Filter the entries that follow, copying every line in which the word "Eric" appears.

-- START OF Available data --

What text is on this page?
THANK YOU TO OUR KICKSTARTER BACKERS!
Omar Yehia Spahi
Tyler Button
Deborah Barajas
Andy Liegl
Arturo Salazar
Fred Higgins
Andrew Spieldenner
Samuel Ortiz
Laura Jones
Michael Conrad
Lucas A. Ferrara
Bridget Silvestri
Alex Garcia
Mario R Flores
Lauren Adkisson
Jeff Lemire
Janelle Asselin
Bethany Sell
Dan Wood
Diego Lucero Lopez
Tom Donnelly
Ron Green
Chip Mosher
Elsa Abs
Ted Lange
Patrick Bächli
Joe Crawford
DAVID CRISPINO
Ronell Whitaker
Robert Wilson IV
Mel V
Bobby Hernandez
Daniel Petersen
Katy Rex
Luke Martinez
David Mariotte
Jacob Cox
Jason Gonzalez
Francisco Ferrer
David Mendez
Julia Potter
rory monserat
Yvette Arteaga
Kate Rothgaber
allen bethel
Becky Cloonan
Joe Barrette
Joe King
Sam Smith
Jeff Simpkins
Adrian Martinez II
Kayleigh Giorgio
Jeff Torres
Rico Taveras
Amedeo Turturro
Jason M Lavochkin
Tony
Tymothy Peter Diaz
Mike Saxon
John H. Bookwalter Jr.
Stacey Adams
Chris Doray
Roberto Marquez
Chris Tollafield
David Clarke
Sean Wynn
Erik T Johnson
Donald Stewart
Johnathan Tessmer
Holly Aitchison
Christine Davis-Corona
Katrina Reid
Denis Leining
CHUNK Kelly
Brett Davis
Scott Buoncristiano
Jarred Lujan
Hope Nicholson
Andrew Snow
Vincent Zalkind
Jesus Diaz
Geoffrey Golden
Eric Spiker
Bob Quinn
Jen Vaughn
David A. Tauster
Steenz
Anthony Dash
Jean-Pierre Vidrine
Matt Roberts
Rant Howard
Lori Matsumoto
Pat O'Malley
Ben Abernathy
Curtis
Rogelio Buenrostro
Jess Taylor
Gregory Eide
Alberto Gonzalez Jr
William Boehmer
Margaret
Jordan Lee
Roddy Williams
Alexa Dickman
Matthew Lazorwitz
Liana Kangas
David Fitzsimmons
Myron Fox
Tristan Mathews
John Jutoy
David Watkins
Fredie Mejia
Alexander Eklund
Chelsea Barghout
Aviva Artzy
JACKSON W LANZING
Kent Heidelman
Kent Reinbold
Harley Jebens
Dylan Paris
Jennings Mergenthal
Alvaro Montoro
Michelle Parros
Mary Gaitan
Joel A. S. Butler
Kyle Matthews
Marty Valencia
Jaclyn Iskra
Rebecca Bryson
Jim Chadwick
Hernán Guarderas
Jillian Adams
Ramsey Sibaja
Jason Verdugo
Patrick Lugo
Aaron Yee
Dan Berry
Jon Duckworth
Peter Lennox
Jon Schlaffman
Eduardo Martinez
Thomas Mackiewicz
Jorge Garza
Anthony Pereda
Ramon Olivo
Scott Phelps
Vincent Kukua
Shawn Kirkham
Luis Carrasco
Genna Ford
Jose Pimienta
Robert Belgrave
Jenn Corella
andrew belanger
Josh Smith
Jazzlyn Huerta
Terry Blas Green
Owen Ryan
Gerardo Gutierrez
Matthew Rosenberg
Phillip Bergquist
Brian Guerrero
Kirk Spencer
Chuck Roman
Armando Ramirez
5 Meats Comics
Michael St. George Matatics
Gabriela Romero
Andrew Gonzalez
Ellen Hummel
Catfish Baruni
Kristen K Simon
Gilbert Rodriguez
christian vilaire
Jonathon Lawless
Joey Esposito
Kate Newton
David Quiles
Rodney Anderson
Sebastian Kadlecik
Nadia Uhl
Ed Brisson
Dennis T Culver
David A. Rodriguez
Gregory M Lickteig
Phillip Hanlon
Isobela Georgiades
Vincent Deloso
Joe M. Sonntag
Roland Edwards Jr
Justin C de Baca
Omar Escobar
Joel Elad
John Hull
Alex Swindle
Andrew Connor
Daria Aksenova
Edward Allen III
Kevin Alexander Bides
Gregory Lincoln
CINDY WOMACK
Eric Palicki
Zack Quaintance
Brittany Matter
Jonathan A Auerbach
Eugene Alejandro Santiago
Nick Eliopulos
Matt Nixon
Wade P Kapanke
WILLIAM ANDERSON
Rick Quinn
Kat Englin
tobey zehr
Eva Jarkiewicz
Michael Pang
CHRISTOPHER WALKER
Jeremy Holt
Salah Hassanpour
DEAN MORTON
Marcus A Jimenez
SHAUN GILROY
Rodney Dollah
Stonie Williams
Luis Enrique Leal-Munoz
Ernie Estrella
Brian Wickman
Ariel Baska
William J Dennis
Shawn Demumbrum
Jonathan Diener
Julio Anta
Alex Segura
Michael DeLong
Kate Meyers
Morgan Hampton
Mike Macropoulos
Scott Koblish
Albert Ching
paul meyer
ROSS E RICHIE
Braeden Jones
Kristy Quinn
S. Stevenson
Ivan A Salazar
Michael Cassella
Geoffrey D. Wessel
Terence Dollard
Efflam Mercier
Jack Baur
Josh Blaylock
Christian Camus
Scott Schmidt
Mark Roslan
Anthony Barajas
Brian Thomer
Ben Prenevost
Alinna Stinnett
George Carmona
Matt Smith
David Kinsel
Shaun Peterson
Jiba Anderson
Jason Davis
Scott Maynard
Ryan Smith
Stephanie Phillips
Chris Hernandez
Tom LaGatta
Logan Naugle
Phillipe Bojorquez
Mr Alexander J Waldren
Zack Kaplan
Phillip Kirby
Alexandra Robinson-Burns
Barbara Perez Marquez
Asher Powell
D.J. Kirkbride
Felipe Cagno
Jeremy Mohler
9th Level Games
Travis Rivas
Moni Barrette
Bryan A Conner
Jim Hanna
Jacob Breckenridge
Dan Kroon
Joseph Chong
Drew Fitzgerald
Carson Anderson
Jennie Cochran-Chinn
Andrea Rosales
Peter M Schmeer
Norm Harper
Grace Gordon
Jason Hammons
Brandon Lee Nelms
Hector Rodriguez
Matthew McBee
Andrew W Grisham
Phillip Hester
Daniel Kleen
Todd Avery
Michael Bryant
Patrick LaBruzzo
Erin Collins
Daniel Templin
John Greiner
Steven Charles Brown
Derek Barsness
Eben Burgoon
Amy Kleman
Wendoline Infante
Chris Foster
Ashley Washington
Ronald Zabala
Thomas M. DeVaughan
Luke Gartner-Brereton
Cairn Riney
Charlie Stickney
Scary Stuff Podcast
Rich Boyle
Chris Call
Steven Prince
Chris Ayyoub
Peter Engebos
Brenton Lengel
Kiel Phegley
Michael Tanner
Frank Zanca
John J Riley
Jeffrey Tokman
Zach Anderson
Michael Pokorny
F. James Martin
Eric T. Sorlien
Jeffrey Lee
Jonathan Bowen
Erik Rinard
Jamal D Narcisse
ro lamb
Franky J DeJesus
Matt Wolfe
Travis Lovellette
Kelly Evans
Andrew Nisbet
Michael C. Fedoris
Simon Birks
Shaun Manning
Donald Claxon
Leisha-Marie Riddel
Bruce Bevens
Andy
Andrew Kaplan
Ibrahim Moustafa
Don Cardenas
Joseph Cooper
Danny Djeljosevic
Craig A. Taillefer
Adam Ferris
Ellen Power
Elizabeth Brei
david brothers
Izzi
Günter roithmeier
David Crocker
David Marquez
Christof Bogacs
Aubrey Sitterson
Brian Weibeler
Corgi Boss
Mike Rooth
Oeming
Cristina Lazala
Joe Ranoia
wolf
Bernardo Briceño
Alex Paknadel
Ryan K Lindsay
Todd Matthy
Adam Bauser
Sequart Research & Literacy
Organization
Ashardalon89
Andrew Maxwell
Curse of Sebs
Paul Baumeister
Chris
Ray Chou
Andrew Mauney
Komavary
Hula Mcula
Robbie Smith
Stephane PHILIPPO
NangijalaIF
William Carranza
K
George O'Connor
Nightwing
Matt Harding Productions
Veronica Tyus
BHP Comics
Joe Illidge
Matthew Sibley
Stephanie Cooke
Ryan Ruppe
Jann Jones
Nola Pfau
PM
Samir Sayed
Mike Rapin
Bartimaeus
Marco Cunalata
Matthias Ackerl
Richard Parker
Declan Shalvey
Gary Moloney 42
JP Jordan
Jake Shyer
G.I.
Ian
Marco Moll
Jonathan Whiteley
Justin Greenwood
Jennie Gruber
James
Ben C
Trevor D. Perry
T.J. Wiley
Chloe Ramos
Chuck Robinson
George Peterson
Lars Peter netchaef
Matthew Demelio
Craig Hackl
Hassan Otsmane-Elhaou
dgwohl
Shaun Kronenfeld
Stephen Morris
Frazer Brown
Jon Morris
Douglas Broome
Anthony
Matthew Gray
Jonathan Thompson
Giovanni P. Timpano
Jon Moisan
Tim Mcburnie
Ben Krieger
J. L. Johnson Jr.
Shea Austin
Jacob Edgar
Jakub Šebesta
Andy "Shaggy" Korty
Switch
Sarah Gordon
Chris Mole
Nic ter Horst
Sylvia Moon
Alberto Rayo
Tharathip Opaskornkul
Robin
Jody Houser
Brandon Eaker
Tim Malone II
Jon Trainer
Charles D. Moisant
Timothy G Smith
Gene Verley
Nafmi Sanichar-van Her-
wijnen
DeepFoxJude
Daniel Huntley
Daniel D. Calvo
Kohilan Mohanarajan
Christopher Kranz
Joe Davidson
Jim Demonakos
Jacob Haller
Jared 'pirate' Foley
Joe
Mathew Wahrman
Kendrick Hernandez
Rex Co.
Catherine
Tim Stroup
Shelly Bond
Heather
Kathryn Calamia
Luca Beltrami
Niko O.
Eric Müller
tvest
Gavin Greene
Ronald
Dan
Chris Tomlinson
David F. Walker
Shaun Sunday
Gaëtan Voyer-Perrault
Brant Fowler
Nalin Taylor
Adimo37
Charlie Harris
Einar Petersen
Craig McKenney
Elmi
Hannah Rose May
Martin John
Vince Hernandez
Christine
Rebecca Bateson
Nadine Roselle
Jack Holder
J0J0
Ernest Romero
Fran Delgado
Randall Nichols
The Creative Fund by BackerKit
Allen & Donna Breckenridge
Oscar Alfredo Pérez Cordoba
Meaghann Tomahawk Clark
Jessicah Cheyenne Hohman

-- END OF Available data --

> _Result_
Eric Spiker
Eric Palicki
Eric T. Sorlien
Eric Müller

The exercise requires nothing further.